For the entries below, how many lines include the word "active"? Give the figure and nothing more.

----------------

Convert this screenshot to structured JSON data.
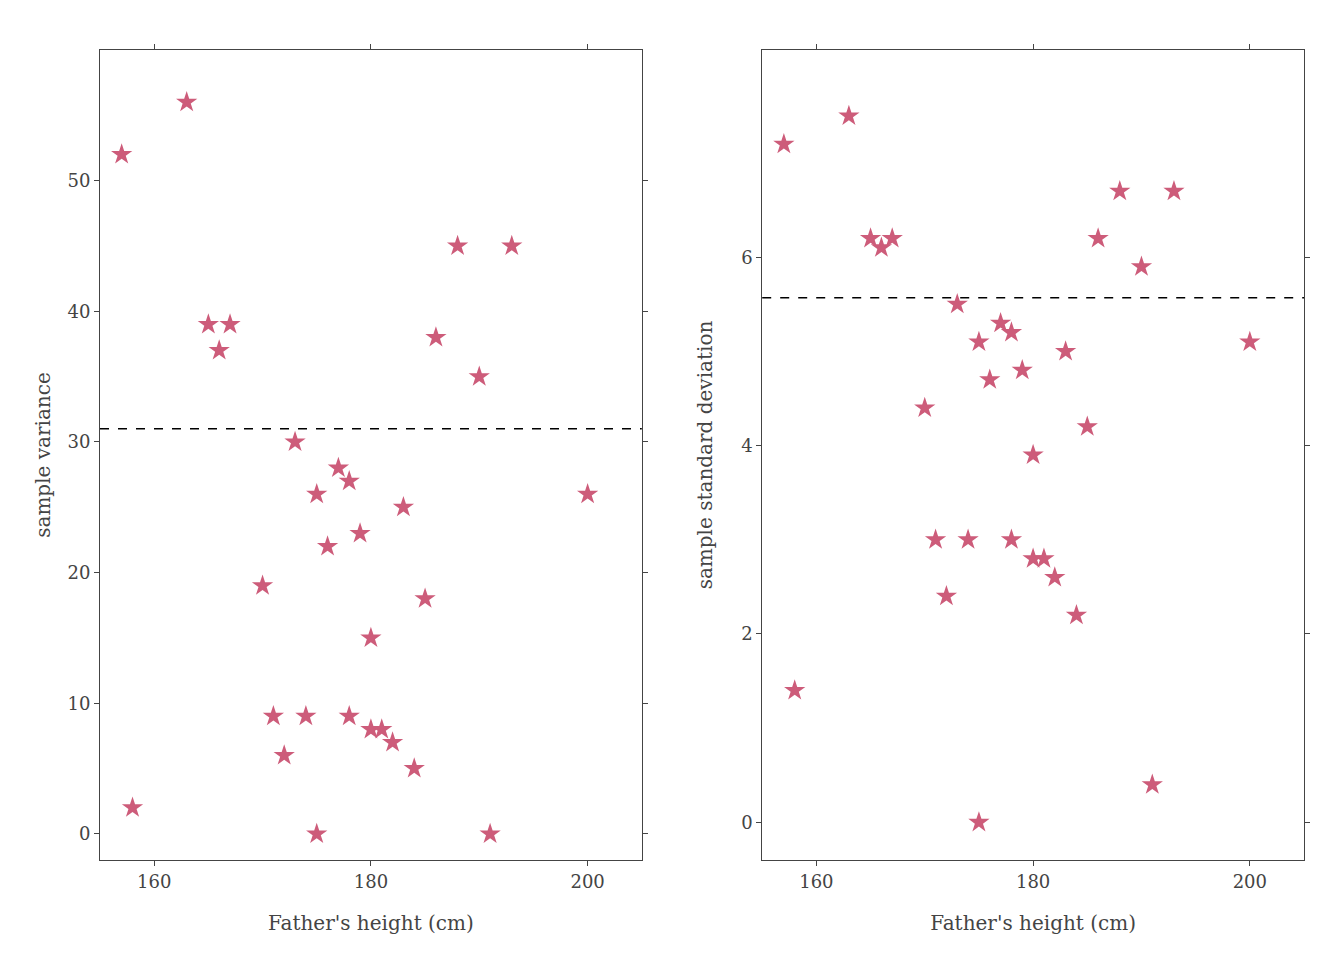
{
  "chart_data": [
    {
      "type": "scatter",
      "x": [
        157,
        158,
        163,
        165,
        166,
        167,
        170,
        171,
        172,
        173,
        174,
        175,
        175,
        176,
        177,
        178,
        178,
        179,
        180,
        180,
        181,
        182,
        183,
        184,
        185,
        186,
        188,
        190,
        191,
        193,
        200
      ],
      "values": [
        52,
        2,
        56,
        39,
        37,
        39,
        19,
        9,
        6,
        30,
        9,
        26,
        0,
        22,
        28,
        27,
        9,
        23,
        15,
        8,
        8,
        7,
        25,
        5,
        18,
        38,
        45,
        35,
        0,
        45,
        26
      ],
      "color": "#cd5c7a",
      "marker": "star",
      "xlabel": "Father's height (cm)",
      "ylabel": "sample variance",
      "xlim": [
        155,
        205
      ],
      "xticks": [
        160,
        180,
        200
      ],
      "ylim": [
        -2,
        60
      ],
      "yticks": [
        0,
        10,
        20,
        30,
        40,
        50
      ],
      "hline": {
        "value": 31.0,
        "color": "black",
        "line_style": "dashed"
      },
      "grid": false
    },
    {
      "type": "scatter",
      "x": [
        157,
        158,
        163,
        165,
        166,
        167,
        170,
        171,
        172,
        173,
        174,
        175,
        175,
        176,
        177,
        178,
        178,
        179,
        180,
        180,
        181,
        182,
        183,
        184,
        185,
        186,
        188,
        190,
        191,
        193,
        200
      ],
      "values": [
        7.2,
        1.4,
        7.5,
        6.2,
        6.1,
        6.2,
        4.4,
        3.0,
        2.4,
        5.5,
        3.0,
        5.1,
        0.0,
        4.7,
        5.3,
        5.2,
        3.0,
        4.8,
        3.9,
        2.8,
        2.8,
        2.6,
        5.0,
        2.2,
        4.2,
        6.2,
        6.7,
        5.9,
        0.4,
        6.7,
        5.1
      ],
      "color": "#cd5c7a",
      "marker": "star",
      "xlabel": "Father's height (cm)",
      "ylabel": "sample standard deviation",
      "xlim": [
        155,
        205
      ],
      "xticks": [
        160,
        180,
        200
      ],
      "ylim": [
        -0.4,
        8.2
      ],
      "yticks": [
        0,
        2,
        4,
        6
      ],
      "hline": {
        "value": 5.57,
        "color": "black",
        "line_style": "dashed"
      },
      "grid": false
    }
  ]
}
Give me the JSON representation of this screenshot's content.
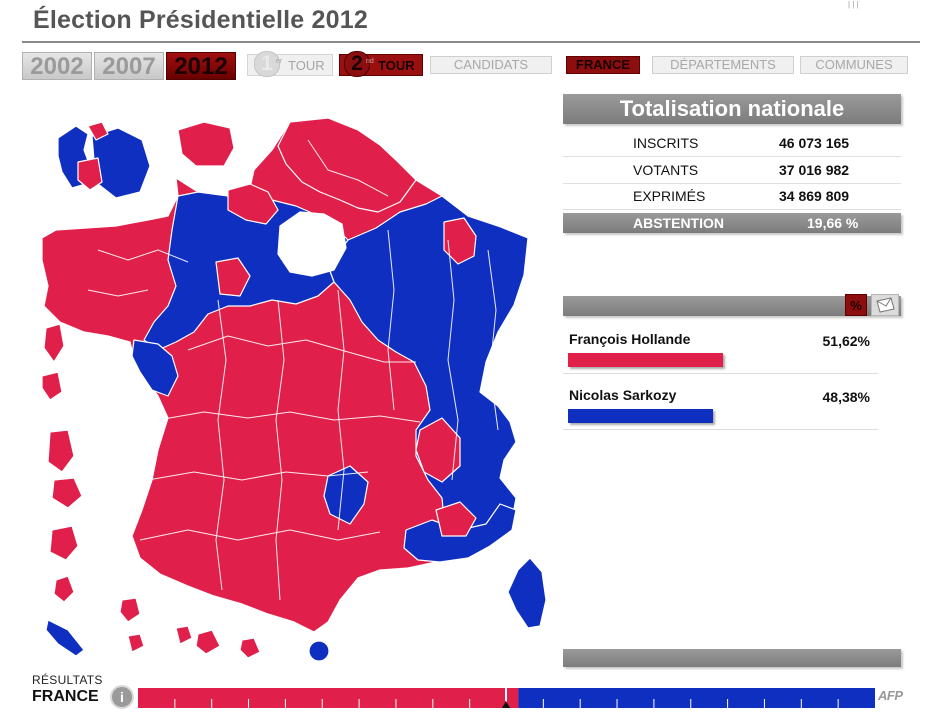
{
  "title": "Élection Présidentielle 2012",
  "colors": {
    "hollande": "#e0204a",
    "sarkozy": "#0f2fc0",
    "active": "#8c0e0e",
    "panel": "#8a8a8a"
  },
  "years": [
    {
      "label": "2002",
      "active": false
    },
    {
      "label": "2007",
      "active": false
    },
    {
      "label": "2012",
      "active": true
    }
  ],
  "tours": {
    "first": {
      "num": "1",
      "sup": "er",
      "label": "TOUR"
    },
    "second": {
      "num": "2",
      "sup": "nd",
      "label": "TOUR"
    }
  },
  "nav": {
    "candidats": "CANDIDATS",
    "france": "FRANCE",
    "departements": "DÉPARTEMENTS",
    "communes": "COMMUNES"
  },
  "totalisation": {
    "header": "Totalisation nationale",
    "rows": [
      {
        "label": "INSCRITS",
        "value": "46 073 165"
      },
      {
        "label": "VOTANTS",
        "value": "37 016 982"
      },
      {
        "label": "EXPRIMÉS",
        "value": "34 869 809"
      }
    ],
    "abstention": {
      "label": "ABSTENTION",
      "value": "19,66 %"
    }
  },
  "buttons": {
    "percent": "%",
    "vote_icon": "ballot-envelope-icon"
  },
  "candidates": [
    {
      "name": "François Hollande",
      "pct": "51,62%",
      "share": 0.5162,
      "color": "#e0204a"
    },
    {
      "name": "Nicolas Sarkozy",
      "pct": "48,38%",
      "share": 0.4838,
      "color": "#0f2fc0"
    }
  ],
  "footer": {
    "label": "RÉSULTATS",
    "scope": "FRANCE",
    "info_icon": "i",
    "logo": "AFP"
  },
  "map": {
    "majority_color_left": "red",
    "majority_color_right": "blue"
  }
}
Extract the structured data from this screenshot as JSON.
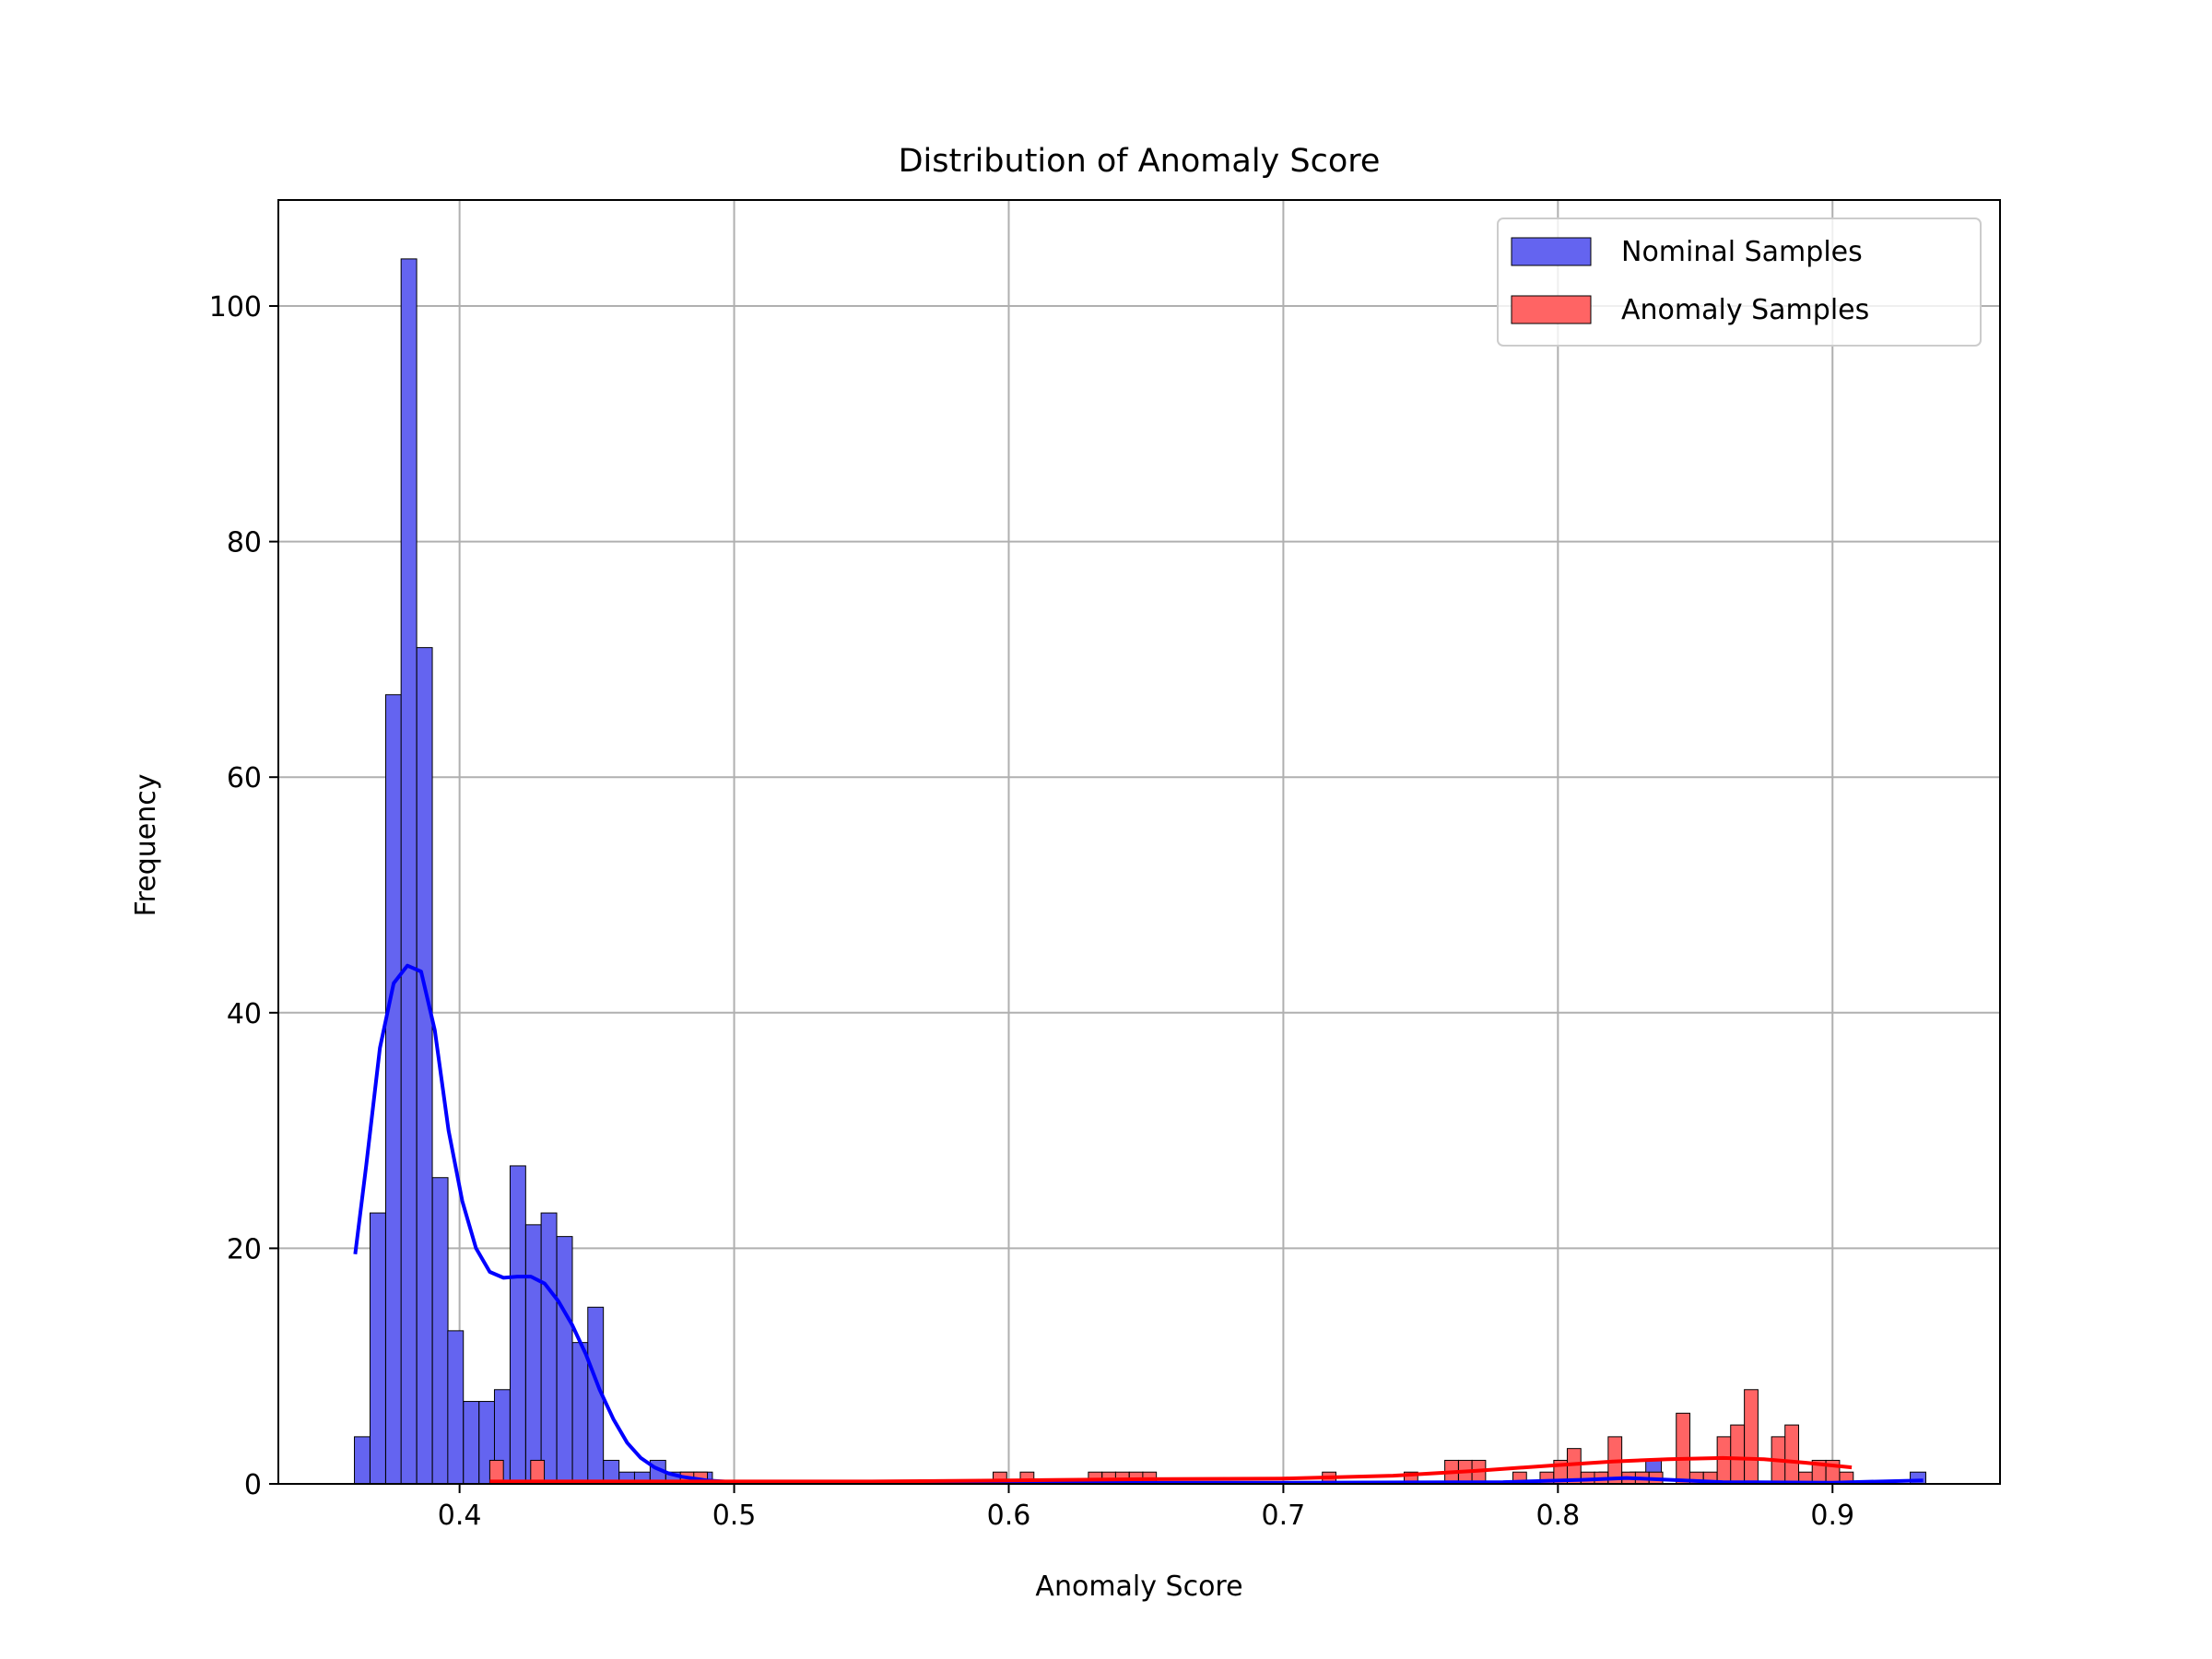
{
  "chart_data": {
    "type": "bar",
    "title": "Distribution of Anomaly Score",
    "xlabel": "Anomaly Score",
    "ylabel": "Frequency",
    "xlim": [
      0.334,
      0.961
    ],
    "ylim": [
      0,
      109
    ],
    "xticks": [
      0.4,
      0.5,
      0.6,
      0.7,
      0.8,
      0.9
    ],
    "xtick_labels": [
      "0.4",
      "0.5",
      "0.6",
      "0.7",
      "0.8",
      "0.9"
    ],
    "yticks": [
      0,
      20,
      40,
      60,
      80,
      100
    ],
    "ytick_labels": [
      "0",
      "20",
      "40",
      "60",
      "80",
      "100"
    ],
    "grid": true,
    "legend_position": "top-right",
    "series": [
      {
        "name": "Nominal Samples",
        "color": "#0000ff",
        "fill_color": "#6464f0",
        "bin_width": 0.00567,
        "bins": [
          [
            0.3617,
            4
          ],
          [
            0.3674,
            23
          ],
          [
            0.3731,
            67
          ],
          [
            0.3787,
            104
          ],
          [
            0.3844,
            71
          ],
          [
            0.3901,
            26
          ],
          [
            0.3957,
            13
          ],
          [
            0.4014,
            7
          ],
          [
            0.4071,
            7
          ],
          [
            0.4127,
            8
          ],
          [
            0.4184,
            27
          ],
          [
            0.4241,
            22
          ],
          [
            0.4297,
            23
          ],
          [
            0.4354,
            21
          ],
          [
            0.4411,
            12
          ],
          [
            0.4467,
            15
          ],
          [
            0.4524,
            2
          ],
          [
            0.4581,
            1
          ],
          [
            0.4637,
            1
          ],
          [
            0.4694,
            2
          ],
          [
            0.4751,
            1
          ],
          [
            0.4807,
            1
          ],
          [
            0.4864,
            1
          ],
          [
            0.815,
            1
          ],
          [
            0.8263,
            1
          ],
          [
            0.832,
            2
          ],
          [
            0.9283,
            1
          ]
        ],
        "kde": [
          [
            0.362,
            19.5
          ],
          [
            0.366,
            27
          ],
          [
            0.371,
            37
          ],
          [
            0.376,
            42.5
          ],
          [
            0.381,
            44
          ],
          [
            0.386,
            43.5
          ],
          [
            0.391,
            38.5
          ],
          [
            0.396,
            30
          ],
          [
            0.401,
            24
          ],
          [
            0.406,
            20
          ],
          [
            0.411,
            18
          ],
          [
            0.416,
            17.5
          ],
          [
            0.421,
            17.6
          ],
          [
            0.426,
            17.6
          ],
          [
            0.431,
            17
          ],
          [
            0.436,
            15.5
          ],
          [
            0.441,
            13.5
          ],
          [
            0.446,
            11
          ],
          [
            0.451,
            8
          ],
          [
            0.456,
            5.5
          ],
          [
            0.461,
            3.5
          ],
          [
            0.466,
            2.2
          ],
          [
            0.471,
            1.4
          ],
          [
            0.476,
            0.9
          ],
          [
            0.481,
            0.6
          ],
          [
            0.49,
            0.3
          ],
          [
            0.5,
            0.15
          ],
          [
            0.52,
            0.1
          ],
          [
            0.6,
            0.1
          ],
          [
            0.7,
            0.1
          ],
          [
            0.78,
            0.15
          ],
          [
            0.81,
            0.35
          ],
          [
            0.825,
            0.5
          ],
          [
            0.84,
            0.35
          ],
          [
            0.86,
            0.15
          ],
          [
            0.9,
            0.1
          ],
          [
            0.933,
            0.3
          ]
        ]
      },
      {
        "name": "Anomaly Samples",
        "color": "#ff0000",
        "fill_color": "#ff6464",
        "bin_width": 0.00496,
        "bins": [
          [
            0.411,
            2
          ],
          [
            0.4259,
            2
          ],
          [
            0.4804,
            1
          ],
          [
            0.4853,
            1
          ],
          [
            0.5943,
            1
          ],
          [
            0.6042,
            1
          ],
          [
            0.629,
            1
          ],
          [
            0.634,
            1
          ],
          [
            0.6389,
            1
          ],
          [
            0.6439,
            1
          ],
          [
            0.6488,
            1
          ],
          [
            0.7142,
            1
          ],
          [
            0.744,
            1
          ],
          [
            0.7588,
            2
          ],
          [
            0.7638,
            2
          ],
          [
            0.7687,
            2
          ],
          [
            0.7836,
            1
          ],
          [
            0.7935,
            1
          ],
          [
            0.7985,
            2
          ],
          [
            0.8034,
            3
          ],
          [
            0.8084,
            1
          ],
          [
            0.8133,
            1
          ],
          [
            0.8183,
            4
          ],
          [
            0.8233,
            1
          ],
          [
            0.8282,
            1
          ],
          [
            0.8332,
            1
          ],
          [
            0.8431,
            6
          ],
          [
            0.848,
            1
          ],
          [
            0.853,
            1
          ],
          [
            0.858,
            4
          ],
          [
            0.8629,
            5
          ],
          [
            0.8679,
            8
          ],
          [
            0.8778,
            4
          ],
          [
            0.8827,
            5
          ],
          [
            0.8877,
            1
          ],
          [
            0.8926,
            2
          ],
          [
            0.8976,
            2
          ],
          [
            0.9026,
            1
          ]
        ],
        "kde": [
          [
            0.411,
            0.2
          ],
          [
            0.45,
            0.2
          ],
          [
            0.5,
            0.2
          ],
          [
            0.55,
            0.2
          ],
          [
            0.6,
            0.3
          ],
          [
            0.65,
            0.4
          ],
          [
            0.7,
            0.45
          ],
          [
            0.74,
            0.7
          ],
          [
            0.77,
            1.1
          ],
          [
            0.8,
            1.6
          ],
          [
            0.82,
            1.9
          ],
          [
            0.84,
            2.1
          ],
          [
            0.86,
            2.2
          ],
          [
            0.875,
            2.1
          ],
          [
            0.89,
            1.8
          ],
          [
            0.907,
            1.4
          ]
        ]
      }
    ]
  }
}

----------------

#### Task answer
4